━━━ Records shown ━━━
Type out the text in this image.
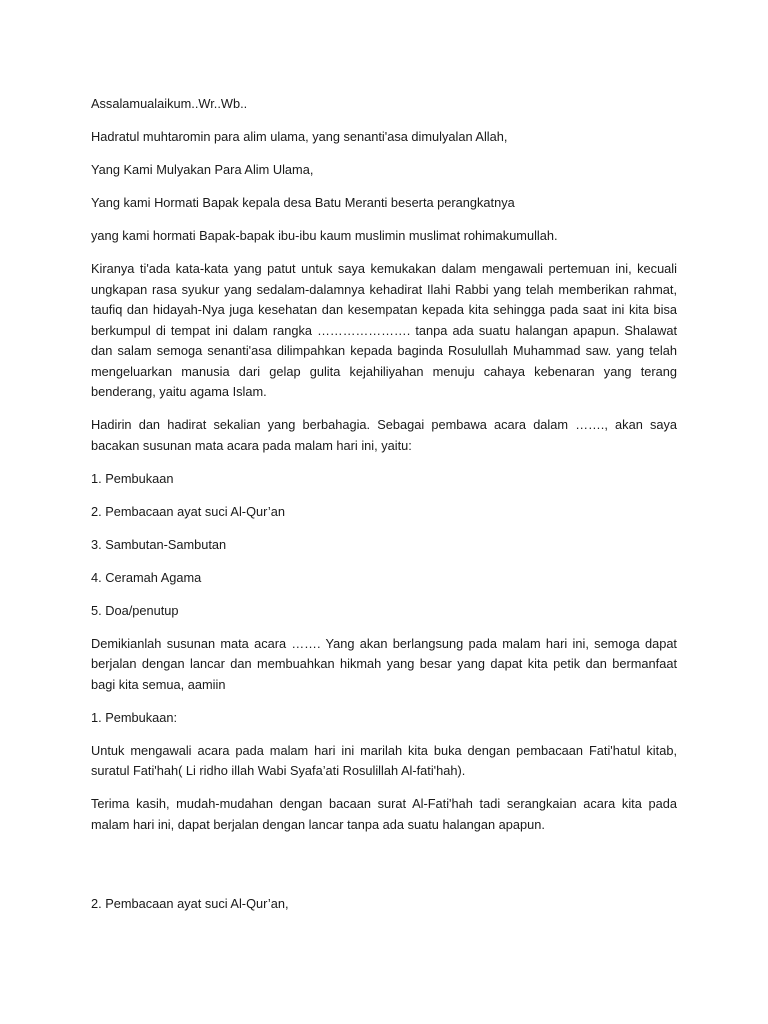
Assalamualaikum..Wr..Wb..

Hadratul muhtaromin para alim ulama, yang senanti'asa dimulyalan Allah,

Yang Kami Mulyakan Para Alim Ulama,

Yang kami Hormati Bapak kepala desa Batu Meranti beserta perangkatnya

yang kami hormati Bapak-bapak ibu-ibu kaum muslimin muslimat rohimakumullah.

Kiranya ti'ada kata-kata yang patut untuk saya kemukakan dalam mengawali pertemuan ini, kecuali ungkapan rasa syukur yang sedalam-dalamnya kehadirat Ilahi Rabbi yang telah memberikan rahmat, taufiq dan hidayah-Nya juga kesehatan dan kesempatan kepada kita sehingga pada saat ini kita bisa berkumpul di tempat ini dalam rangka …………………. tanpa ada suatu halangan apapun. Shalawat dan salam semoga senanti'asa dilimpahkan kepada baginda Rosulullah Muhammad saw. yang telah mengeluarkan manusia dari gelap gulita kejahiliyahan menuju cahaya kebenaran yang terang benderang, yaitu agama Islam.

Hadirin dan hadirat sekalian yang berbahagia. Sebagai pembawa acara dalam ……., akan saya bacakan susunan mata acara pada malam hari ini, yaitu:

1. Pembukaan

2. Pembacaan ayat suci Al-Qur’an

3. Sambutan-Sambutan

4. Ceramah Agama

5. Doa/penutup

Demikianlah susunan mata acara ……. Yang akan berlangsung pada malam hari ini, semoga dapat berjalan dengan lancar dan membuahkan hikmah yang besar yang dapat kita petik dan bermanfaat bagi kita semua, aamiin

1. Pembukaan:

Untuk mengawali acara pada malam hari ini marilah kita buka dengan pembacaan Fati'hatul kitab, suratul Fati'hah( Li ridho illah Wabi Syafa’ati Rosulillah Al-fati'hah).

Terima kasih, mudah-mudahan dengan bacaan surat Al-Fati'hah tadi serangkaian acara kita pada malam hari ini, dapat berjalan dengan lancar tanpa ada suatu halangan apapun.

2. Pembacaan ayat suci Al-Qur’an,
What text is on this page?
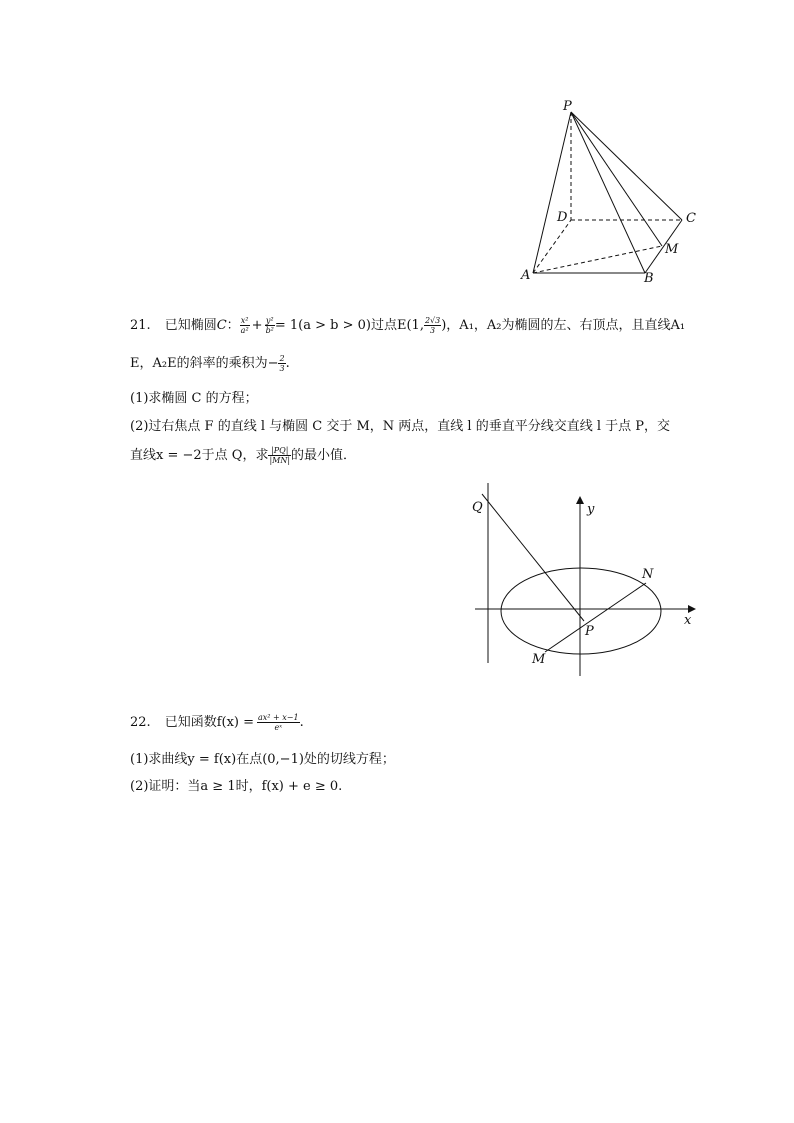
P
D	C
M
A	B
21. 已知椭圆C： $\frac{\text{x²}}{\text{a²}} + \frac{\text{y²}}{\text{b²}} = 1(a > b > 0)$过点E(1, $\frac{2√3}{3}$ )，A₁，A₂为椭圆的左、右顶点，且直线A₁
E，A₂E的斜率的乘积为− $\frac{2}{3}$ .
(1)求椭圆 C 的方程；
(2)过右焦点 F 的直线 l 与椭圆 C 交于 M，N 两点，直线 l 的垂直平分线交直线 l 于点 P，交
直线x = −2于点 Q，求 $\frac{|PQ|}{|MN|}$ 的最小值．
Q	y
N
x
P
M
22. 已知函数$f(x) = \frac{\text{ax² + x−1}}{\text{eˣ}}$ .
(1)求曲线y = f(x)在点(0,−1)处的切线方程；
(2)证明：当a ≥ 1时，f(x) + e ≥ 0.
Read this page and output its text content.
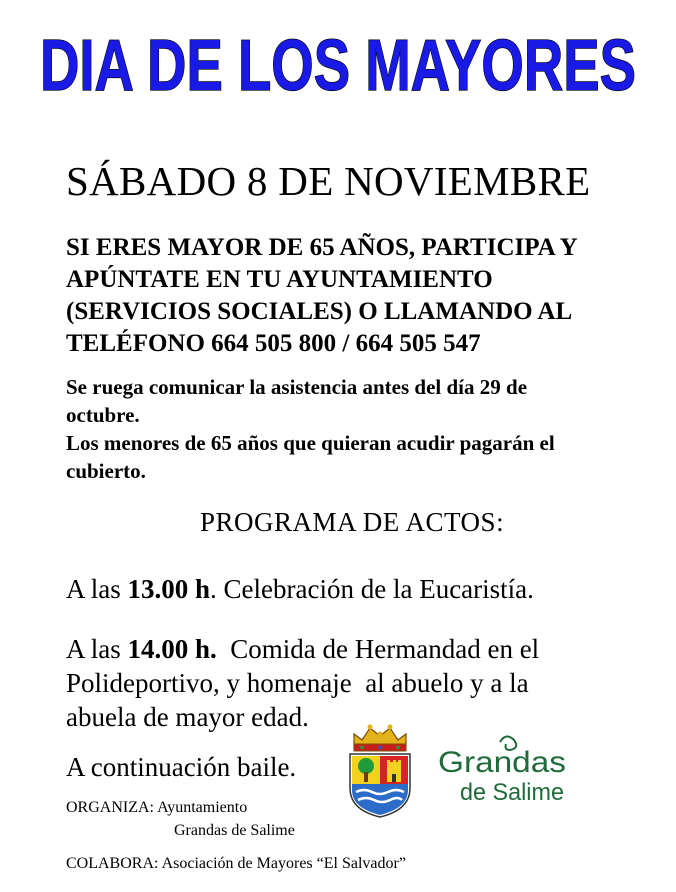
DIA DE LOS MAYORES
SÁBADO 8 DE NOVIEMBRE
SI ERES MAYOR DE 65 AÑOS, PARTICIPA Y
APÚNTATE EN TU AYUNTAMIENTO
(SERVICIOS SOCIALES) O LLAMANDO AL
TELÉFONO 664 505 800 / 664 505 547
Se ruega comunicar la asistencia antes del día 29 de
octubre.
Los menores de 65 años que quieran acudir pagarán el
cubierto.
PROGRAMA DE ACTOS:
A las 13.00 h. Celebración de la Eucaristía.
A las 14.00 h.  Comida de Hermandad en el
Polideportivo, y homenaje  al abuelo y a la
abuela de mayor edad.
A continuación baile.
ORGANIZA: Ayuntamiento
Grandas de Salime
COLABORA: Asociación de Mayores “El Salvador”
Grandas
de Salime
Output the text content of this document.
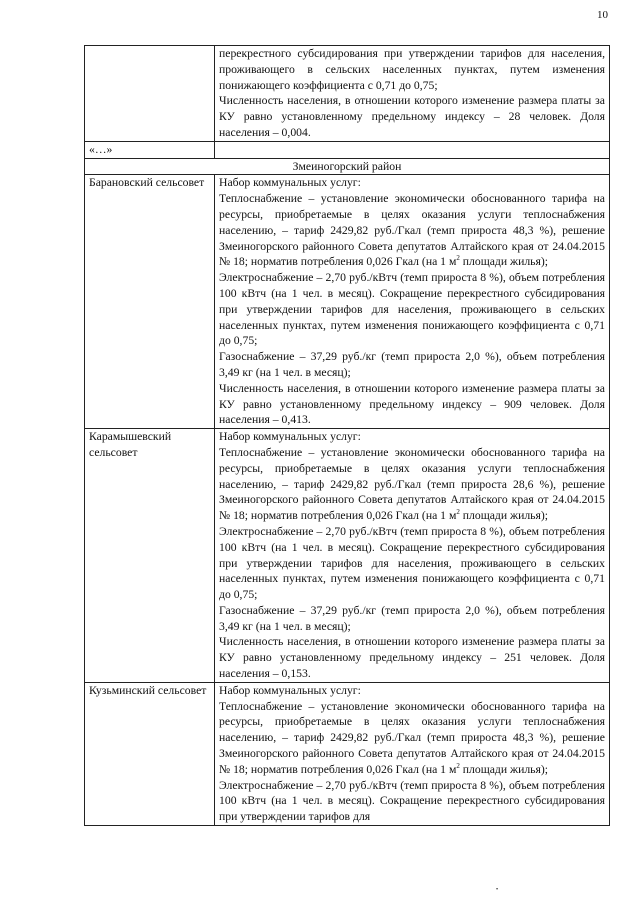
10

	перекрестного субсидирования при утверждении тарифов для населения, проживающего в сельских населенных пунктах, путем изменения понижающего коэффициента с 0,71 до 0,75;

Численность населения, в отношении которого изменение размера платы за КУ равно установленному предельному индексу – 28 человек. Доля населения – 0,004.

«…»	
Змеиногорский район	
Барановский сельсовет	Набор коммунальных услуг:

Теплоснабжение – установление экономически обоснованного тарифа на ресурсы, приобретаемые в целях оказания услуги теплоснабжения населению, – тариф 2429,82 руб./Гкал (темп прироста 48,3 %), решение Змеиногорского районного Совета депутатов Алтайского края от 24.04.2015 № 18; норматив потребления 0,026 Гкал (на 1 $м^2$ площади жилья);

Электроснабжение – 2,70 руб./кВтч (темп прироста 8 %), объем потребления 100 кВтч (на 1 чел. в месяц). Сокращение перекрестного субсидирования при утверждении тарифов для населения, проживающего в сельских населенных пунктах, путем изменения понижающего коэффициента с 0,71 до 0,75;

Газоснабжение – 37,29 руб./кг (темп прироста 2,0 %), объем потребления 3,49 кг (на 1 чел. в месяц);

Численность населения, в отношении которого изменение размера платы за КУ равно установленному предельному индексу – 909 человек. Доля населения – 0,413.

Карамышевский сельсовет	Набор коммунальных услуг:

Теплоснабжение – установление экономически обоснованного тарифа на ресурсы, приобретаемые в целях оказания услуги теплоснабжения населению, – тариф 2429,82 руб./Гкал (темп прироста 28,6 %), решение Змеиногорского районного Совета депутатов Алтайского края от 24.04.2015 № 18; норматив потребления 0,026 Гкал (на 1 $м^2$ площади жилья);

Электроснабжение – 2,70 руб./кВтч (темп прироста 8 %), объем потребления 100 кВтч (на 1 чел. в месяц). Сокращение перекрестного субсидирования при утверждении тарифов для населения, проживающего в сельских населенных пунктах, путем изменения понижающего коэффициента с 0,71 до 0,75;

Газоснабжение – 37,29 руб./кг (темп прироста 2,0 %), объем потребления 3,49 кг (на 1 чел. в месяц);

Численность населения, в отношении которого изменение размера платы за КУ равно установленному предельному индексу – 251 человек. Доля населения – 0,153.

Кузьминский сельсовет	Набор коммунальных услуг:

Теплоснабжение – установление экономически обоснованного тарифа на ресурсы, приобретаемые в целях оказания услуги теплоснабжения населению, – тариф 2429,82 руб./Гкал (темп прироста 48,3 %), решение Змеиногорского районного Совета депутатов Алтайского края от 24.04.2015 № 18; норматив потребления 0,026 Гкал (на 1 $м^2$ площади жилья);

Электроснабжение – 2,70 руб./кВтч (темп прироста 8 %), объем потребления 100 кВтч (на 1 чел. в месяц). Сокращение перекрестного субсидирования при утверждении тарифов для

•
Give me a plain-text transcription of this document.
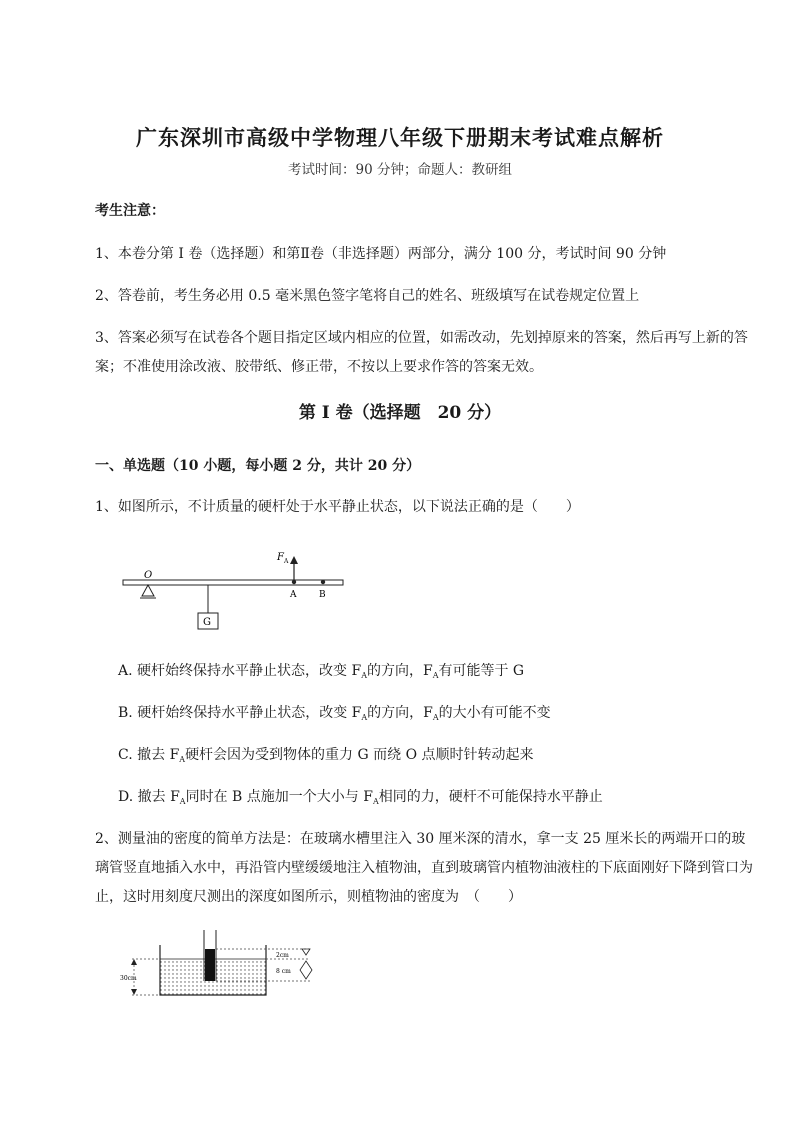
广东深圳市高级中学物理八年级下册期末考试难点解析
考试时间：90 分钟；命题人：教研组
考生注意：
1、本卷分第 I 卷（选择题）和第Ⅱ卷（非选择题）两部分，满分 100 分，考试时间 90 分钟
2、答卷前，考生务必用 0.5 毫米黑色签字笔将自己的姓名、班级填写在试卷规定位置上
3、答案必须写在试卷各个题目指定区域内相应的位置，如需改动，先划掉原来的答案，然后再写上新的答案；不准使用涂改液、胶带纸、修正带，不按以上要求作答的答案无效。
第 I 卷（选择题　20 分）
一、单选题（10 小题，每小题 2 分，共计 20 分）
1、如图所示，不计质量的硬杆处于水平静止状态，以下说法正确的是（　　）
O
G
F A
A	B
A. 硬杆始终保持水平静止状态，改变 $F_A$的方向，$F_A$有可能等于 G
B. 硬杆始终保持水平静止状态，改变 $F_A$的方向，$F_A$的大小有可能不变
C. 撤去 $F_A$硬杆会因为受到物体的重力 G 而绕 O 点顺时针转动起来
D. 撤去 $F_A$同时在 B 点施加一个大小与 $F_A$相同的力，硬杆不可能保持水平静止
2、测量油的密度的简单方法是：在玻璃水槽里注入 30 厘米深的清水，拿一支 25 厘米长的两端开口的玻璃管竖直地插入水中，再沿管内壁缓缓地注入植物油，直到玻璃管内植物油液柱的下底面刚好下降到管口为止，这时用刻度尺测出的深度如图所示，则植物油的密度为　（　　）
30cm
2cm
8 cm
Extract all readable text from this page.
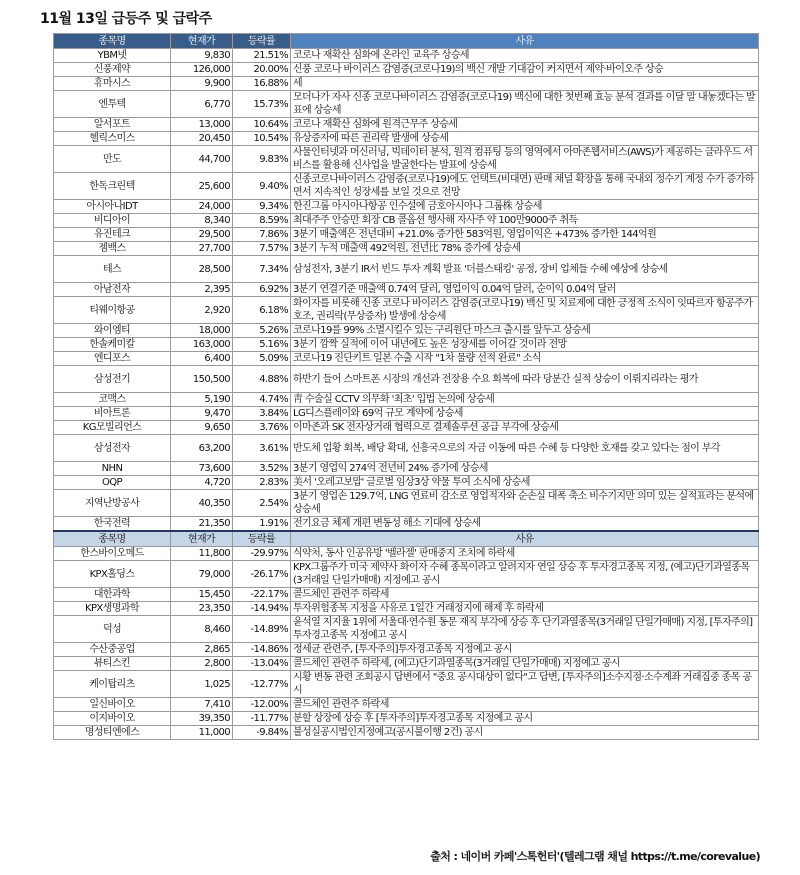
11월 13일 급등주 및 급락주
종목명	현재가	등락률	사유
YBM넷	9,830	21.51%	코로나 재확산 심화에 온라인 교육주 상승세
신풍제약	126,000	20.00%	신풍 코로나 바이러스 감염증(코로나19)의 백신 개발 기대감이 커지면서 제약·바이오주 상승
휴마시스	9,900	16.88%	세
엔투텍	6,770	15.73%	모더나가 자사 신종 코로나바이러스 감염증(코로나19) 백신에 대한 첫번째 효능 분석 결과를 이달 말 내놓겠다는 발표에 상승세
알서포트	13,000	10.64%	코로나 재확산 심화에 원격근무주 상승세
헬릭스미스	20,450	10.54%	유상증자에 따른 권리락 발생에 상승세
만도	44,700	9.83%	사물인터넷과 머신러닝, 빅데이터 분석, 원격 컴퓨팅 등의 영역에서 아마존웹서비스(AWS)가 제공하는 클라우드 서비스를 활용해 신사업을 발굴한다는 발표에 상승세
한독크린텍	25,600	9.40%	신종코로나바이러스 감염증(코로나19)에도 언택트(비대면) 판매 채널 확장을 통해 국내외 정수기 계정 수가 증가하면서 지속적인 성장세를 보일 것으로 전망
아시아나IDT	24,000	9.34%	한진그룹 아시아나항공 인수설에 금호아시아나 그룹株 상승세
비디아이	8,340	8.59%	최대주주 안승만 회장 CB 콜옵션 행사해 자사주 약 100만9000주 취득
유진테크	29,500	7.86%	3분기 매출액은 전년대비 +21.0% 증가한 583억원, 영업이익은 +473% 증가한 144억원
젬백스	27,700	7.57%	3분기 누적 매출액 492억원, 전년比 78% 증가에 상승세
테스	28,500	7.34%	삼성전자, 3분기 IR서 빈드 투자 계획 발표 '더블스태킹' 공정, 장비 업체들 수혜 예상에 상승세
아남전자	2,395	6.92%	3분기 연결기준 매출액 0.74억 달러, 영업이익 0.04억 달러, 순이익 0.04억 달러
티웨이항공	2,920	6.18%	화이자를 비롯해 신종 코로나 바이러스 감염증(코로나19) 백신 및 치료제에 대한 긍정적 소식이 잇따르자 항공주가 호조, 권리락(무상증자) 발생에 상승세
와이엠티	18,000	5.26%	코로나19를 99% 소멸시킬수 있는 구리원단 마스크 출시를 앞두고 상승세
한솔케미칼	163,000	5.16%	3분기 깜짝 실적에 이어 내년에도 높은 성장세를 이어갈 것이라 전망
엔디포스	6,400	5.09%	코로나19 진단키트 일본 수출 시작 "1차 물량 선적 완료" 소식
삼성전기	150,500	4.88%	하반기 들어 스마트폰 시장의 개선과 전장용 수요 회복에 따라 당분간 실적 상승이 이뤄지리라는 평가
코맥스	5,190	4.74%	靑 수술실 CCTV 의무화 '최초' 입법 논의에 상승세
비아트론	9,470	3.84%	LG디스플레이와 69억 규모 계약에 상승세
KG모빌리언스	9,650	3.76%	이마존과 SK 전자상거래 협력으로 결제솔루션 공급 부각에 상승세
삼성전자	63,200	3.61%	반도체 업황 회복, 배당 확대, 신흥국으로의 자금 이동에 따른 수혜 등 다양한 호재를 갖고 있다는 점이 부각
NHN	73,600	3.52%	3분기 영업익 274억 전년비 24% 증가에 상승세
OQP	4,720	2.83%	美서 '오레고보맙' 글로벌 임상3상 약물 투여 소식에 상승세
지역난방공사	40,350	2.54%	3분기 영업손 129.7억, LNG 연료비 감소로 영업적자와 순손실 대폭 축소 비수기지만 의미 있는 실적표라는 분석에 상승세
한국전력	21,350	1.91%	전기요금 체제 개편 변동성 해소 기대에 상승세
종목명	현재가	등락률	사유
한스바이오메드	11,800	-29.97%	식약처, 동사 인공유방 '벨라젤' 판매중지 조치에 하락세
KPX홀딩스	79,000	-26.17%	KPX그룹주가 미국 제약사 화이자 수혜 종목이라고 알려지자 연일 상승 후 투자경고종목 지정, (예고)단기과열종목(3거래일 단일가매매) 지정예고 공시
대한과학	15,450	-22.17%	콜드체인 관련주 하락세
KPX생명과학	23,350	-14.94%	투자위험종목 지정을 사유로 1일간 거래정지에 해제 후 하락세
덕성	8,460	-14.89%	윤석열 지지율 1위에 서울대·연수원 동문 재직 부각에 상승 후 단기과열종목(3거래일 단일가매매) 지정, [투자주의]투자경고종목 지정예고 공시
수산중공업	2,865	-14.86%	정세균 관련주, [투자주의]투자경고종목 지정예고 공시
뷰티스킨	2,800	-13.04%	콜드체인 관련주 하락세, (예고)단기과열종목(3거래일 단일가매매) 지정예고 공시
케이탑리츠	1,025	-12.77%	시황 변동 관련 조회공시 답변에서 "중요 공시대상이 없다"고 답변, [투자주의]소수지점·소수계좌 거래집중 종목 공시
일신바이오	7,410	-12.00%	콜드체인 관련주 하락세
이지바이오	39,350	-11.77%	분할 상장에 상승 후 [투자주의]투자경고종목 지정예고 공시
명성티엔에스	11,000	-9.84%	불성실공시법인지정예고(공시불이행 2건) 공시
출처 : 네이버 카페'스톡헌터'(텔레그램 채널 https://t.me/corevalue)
━━━
▶ **What needs to be done**: Look through the entries above and report the number of lines that contain "단기과열종목". Write only the number.

▶ **Result of this exercise**: 3